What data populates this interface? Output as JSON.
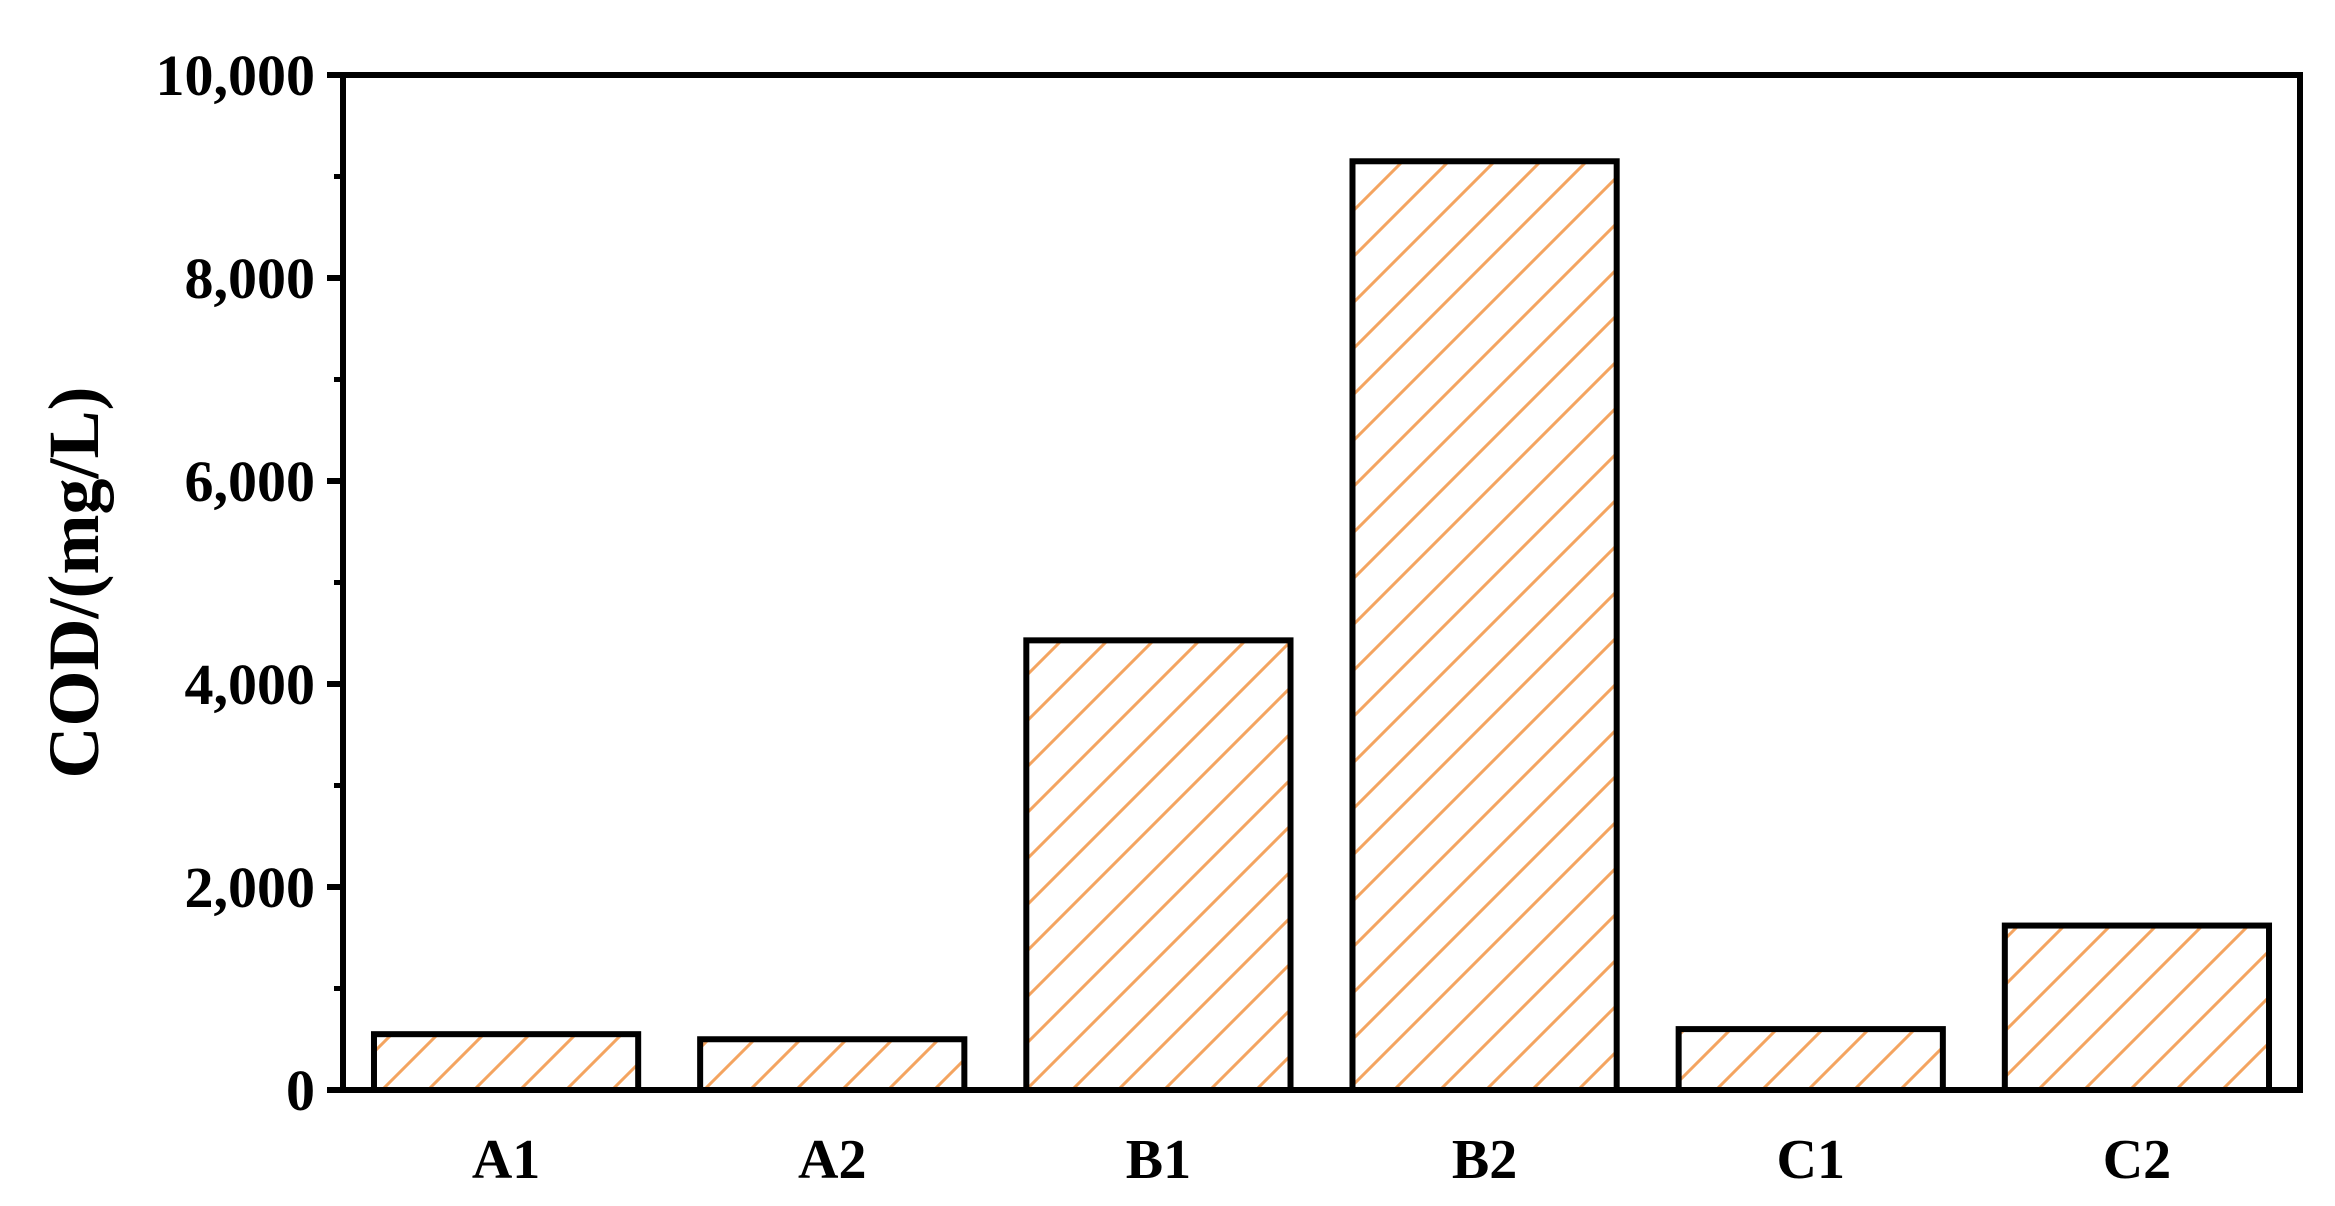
{
  "chart_data": {
    "type": "bar",
    "title": "",
    "xlabel": "",
    "ylabel": "COD/(mg/L)",
    "categories": [
      "A1",
      "A2",
      "B1",
      "B2",
      "C1",
      "C2"
    ],
    "values": [
      550,
      500,
      4430,
      9150,
      600,
      1620
    ],
    "ylim": [
      0,
      10000
    ],
    "yticks": [
      0,
      2000,
      4000,
      6000,
      8000,
      10000
    ],
    "ytick_labels": [
      "0",
      "2,000",
      "4,000",
      "6,000",
      "8,000",
      "10,000"
    ],
    "grid": false,
    "legend": "none",
    "bar_fill_pattern": "diagonal-hatch",
    "hatch_color": "#F4A460",
    "bar_edge_color": "#000000",
    "axis_color": "#000000"
  }
}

| TASK STATEMENT |
Give back every line exactly as it stands, pictures excluded.

| OUTPUT OF THE EXERCISE |
What data populates this interface? Output as JSON.
{
  "chart_data": {
    "type": "bar",
    "title": "",
    "xlabel": "",
    "ylabel": "COD/(mg/L)",
    "categories": [
      "A1",
      "A2",
      "B1",
      "B2",
      "C1",
      "C2"
    ],
    "values": [
      550,
      500,
      4430,
      9150,
      600,
      1620
    ],
    "ylim": [
      0,
      10000
    ],
    "yticks": [
      0,
      2000,
      4000,
      6000,
      8000,
      10000
    ],
    "ytick_labels": [
      "0",
      "2,000",
      "4,000",
      "6,000",
      "8,000",
      "10,000"
    ],
    "grid": false,
    "legend": "none",
    "bar_fill_pattern": "diagonal-hatch",
    "hatch_color": "#F4A460",
    "bar_edge_color": "#000000",
    "axis_color": "#000000"
  }
}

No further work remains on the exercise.